Without the pictures, copy the entries below word for word.
::: Given data
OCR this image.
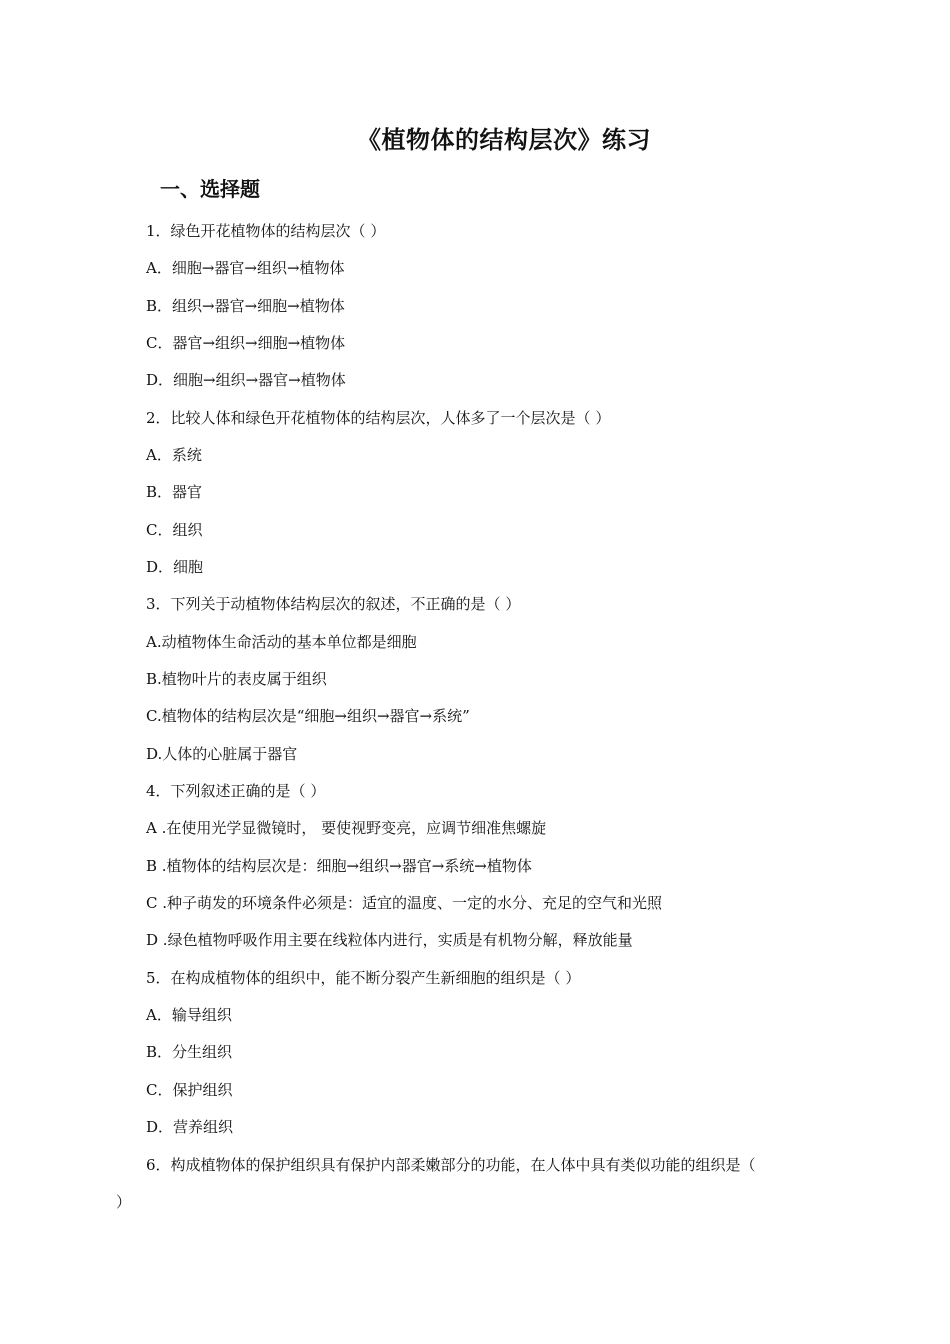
《植物体的结构层次》练习
一、选择题
1．绿色开花植物体的结构层次（ ）
A．细胞→器官→组织→植物体
B．组织→器官→细胞→植物体
C．器官→组织→细胞→植物体
D．细胞→组织→器官→植物体
2．比较人体和绿色开花植物体的结构层次，人体多了一个层次是（ ）
A．系统
B．器官
C．组织
D．细胞
3．下列关于动植物体结构层次的叙述，不正确的是（ ）
A.动植物体生命活动的基本单位都是细胞
B.植物叶片的表皮属于组织
C.植物体的结构层次是“细胞→组织→器官→系统”
D.人体的心脏属于器官
4．下列叙述正确的是（ ）
A .在使用光学显微镜时， 要使视野变亮，应调节细准焦螺旋
B .植物体的结构层次是：细胞→组织→器官→系统→植物体
C .种子萌发的环境条件必须是：适宜的温度、一定的水分、充足的空气和光照
D .绿色植物呼吸作用主要在线粒体内进行，实质是有机物分解，释放能量
5．在构成植物体的组织中，能不断分裂产生新细胞的组织是（ ）
A．输导组织
B．分生组织
C．保护组织
D．营养组织
6．构成植物体的保护组织具有保护内部柔嫩部分的功能，在人体中具有类似功能的组织是（
）
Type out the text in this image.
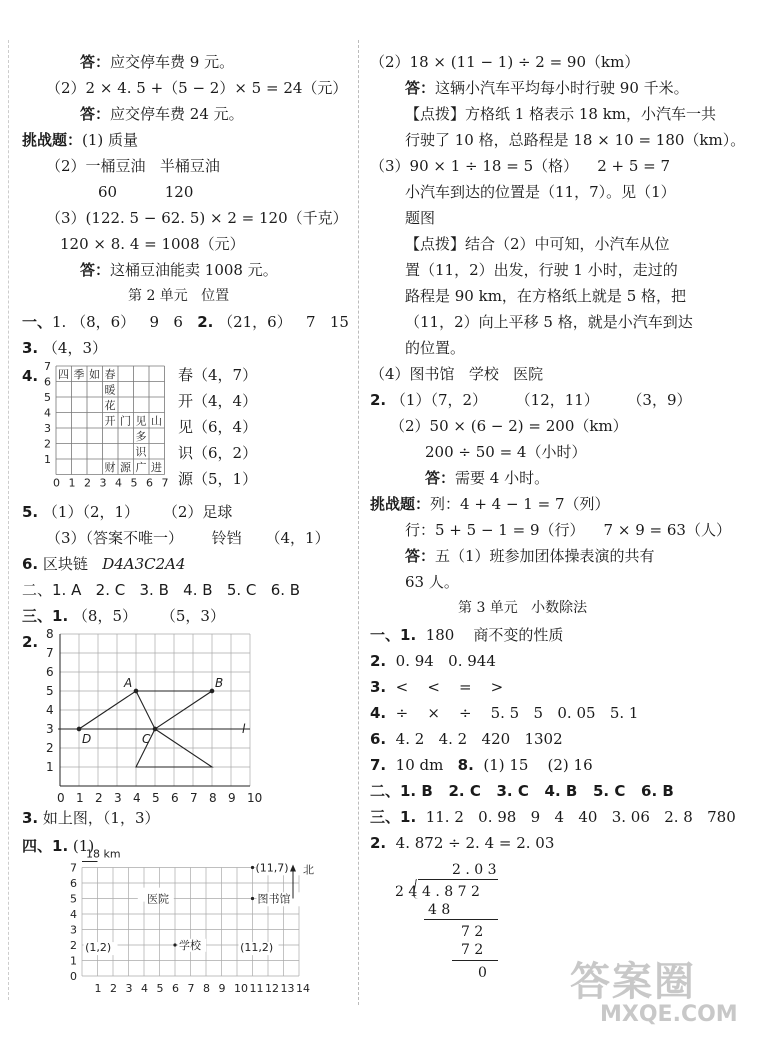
答：应交停车费 9 元。
（2）2 × 4. 5 +（5 − 2）× 5 = 24（元）
答：应交停车费 24 元。
挑战题：(1) 质量
（2）一桶豆油   半桶豆油
60          120
（3）(122. 5 − 62. 5) × 2 = 120（千克）
120 × 8. 4 = 1008（元）
答：这桶豆油能卖 1008 元。
第 2 单元   位置
一、1. （8，6）   9   6   2. （21，6）   7   15
3. （4，3）
4.
7
6
5
4
3
2
1
0 1 2 3 4 5 6 7
四 季 如 春
暖
花
开 门 见 山
多
识
财 源 广 进
春（4，7）
开（4，4）
见（6，4）
识（6，2）
源（5，1）
5. （1）（2，1）     （2）足球
（3）（答案不唯一）      铃铛     （4，1）
6. 区块链   D4A3C2A4
二、1. A   2. C   3. B   4. B   5. C   6. B
三、1. （8，5）     （5，3）
2.
0 1 2 3 4 5 6 7 8 9 10
8
7
6
5
4
3
2
1
A	B
C
D
l
3. 如上图，（1，3）
四、1. (1)
7
6
5
4
3
2
1
0
1 2 3 4 5 6 7 8 9 10 11 12 13 14
18 km
医院
学校
(1,2)	(11,2)
(11,7)
图书馆
北
（2）18 × (11 − 1) ÷ 2 = 90（km）
答：这辆小汽车平均每小时行驶 90 千米。
【点拨】方格纸 1 格表示 18 km，小汽车一共
行驶了 10 格，总路程是 18 × 10 = 180（km）。
（3）90 × 1 ÷ 18 = 5（格）    2 + 5 = 7
小汽车到达的位置是（11，7）。见（1）
题图
【点拨】结合（2）中可知，小汽车从位
置（11，2）出发，行驶 1 小时，走过的
路程是 90 km，在方格纸上就是 5 格，把
（11，2）向上平移 5 格，就是小汽车到达
的位置。
（4）图书馆   学校   医院
2. （1）（7，2）      （12，11）      （3，9）
（2）50 × (6 − 2) = 200（km）
200 ÷ 50 = 4（小时）
答：需要 4 小时。
挑战题：列：4 + 4 − 1 = 7（列）
行：5 + 5 − 1 = 9（行）    7 × 9 = 63（人）
答：五（1）班参加团体操表演的共有
63 人。
第 3 单元   小数除法
一、1.  180    商不变的性质
2.  0. 94   0. 944
3.  <    <    =    >
4.  ÷    ×    ÷    5. 5   5   0. 05   5. 1
6.  4. 2   4. 2   420   1302
7.  10 dm   8.  (1) 15    (2) 16
二、1. B   2. C   3. C   4. B   5. C   6. B
三、1.  11. 2   0. 98   9   4   40   3. 06   2. 8   780
2.  4. 872 ÷ 2. 4 = 2. 03
2 . 0 3
2 4 4 . 8 7 2
4 8
7 2
7 2
0 答案圈
MXQE.COM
::::::
### [Finished task]
OCR this image.
《植物体的结构层次》练习
一、选择题
1．绿色开花植物体的结构层次（ ）
A．细胞→器官→组织→植物体
B．组织→器官→细胞→植物体
C．器官→组织→细胞→植物体
D．细胞→组织→器官→植物体
2．比较人体和绿色开花植物体的结构层次，人体多了一个层次是（ ）
A．系统
B．器官
C．组织
D．细胞
3．下列关于动植物体结构层次的叙述，不正确的是（ ）
A.动植物体生命活动的基本单位都是细胞
B.植物叶片的表皮属于组织
C.植物体的结构层次是“细胞→组织→器官→系统”
D.人体的心脏属于器官
4．下列叙述正确的是（ ）
A .在使用光学显微镜时， 要使视野变亮，应调节细准焦螺旋
B .植物体的结构层次是：细胞→组织→器官→系统→植物体
C .种子萌发的环境条件必须是：适宜的温度、一定的水分、充足的空气和光照
D .绿色植物呼吸作用主要在线粒体内进行，实质是有机物分解，释放能量
5．在构成植物体的组织中，能不断分裂产生新细胞的组织是（ ）
A．输导组织
B．分生组织
C．保护组织
D．营养组织
6．构成植物体的保护组织具有保护内部柔嫩部分的功能，在人体中具有类似功能的组织是（
）
Type out the text in this image.
答：应交停车费 9 元。
（2）2 × 4. 5 +（5 − 2）× 5 = 24（元）
答：应交停车费 24 元。
挑战题：(1) 质量
（2）一桶豆油   半桶豆油
60          120
（3）(122. 5 − 62. 5) × 2 = 120（千克）
120 × 8. 4 = 1008（元）
答：这桶豆油能卖 1008 元。
第 2 单元   位置
一、1. （8，6）   9   6   2. （21，6）   7   15
3. （4，3）
4.
7
6
5
4
3
2
1
0 1 2 3 4 5 6 7
四 季 如 春
暖
花
开 门 见 山
多
识
财 源 广 进
春（4，7）
开（4，4）
见（6，4）
识（6，2）
源（5，1）
5. （1）（2，1）     （2）足球
（3）（答案不唯一）      铃铛     （4，1）
6. 区块链   D4A3C2A4
二、1. A   2. C   3. B   4. B   5. C   6. B
三、1. （8，5）     （5，3）
2.
0 1 2 3 4 5 6 7 8 9 10
8
7
6
5
4
3
2
1
A	B
C
D
l
3. 如上图，（1，3）
四、1. (1)
7
6
5
4
3
2
1
0
1 2 3 4 5 6 7 8 9 10 11 12 13 14
18 km
医院
学校
(1,2)	(11,2)
(11,7)
图书馆
北
（2）18 × (11 − 1) ÷ 2 = 90（km）
答：这辆小汽车平均每小时行驶 90 千米。
【点拨】方格纸 1 格表示 18 km，小汽车一共
行驶了 10 格，总路程是 18 × 10 = 180（km）。
（3）90 × 1 ÷ 18 = 5（格）    2 + 5 = 7
小汽车到达的位置是（11，7）。见（1）
题图
【点拨】结合（2）中可知，小汽车从位
置（11，2）出发，行驶 1 小时，走过的
路程是 90 km，在方格纸上就是 5 格，把
（11，2）向上平移 5 格，就是小汽车到达
的位置。
（4）图书馆   学校   医院
2. （1）（7，2）      （12，11）      （3，9）
（2）50 × (6 − 2) = 200（km）
200 ÷ 50 = 4（小时）
答：需要 4 小时。
挑战题：列：4 + 4 − 1 = 7（列）
行：5 + 5 − 1 = 9（行）    7 × 9 = 63（人）
答：五（1）班参加团体操表演的共有
63 人。
第 3 单元   小数除法
一、1.  180    商不变的性质
2.  0. 94   0. 944
3.  <    <    =    >
4.  ÷    ×    ÷    5. 5   5   0. 05   5. 1
6.  4. 2   4. 2   420   1302
7.  10 dm   8.  (1) 15    (2) 16
二、1. B   2. C   3. C   4. B   5. C   6. B
三、1.  11. 2   0. 98   9   4   40   3. 06   2. 8   780
2.  4. 872 ÷ 2. 4 = 2. 03
2 . 0 3
2 4 4 . 8 7 2
4 8
7 2
7 2
0 答案圈
MXQE.COM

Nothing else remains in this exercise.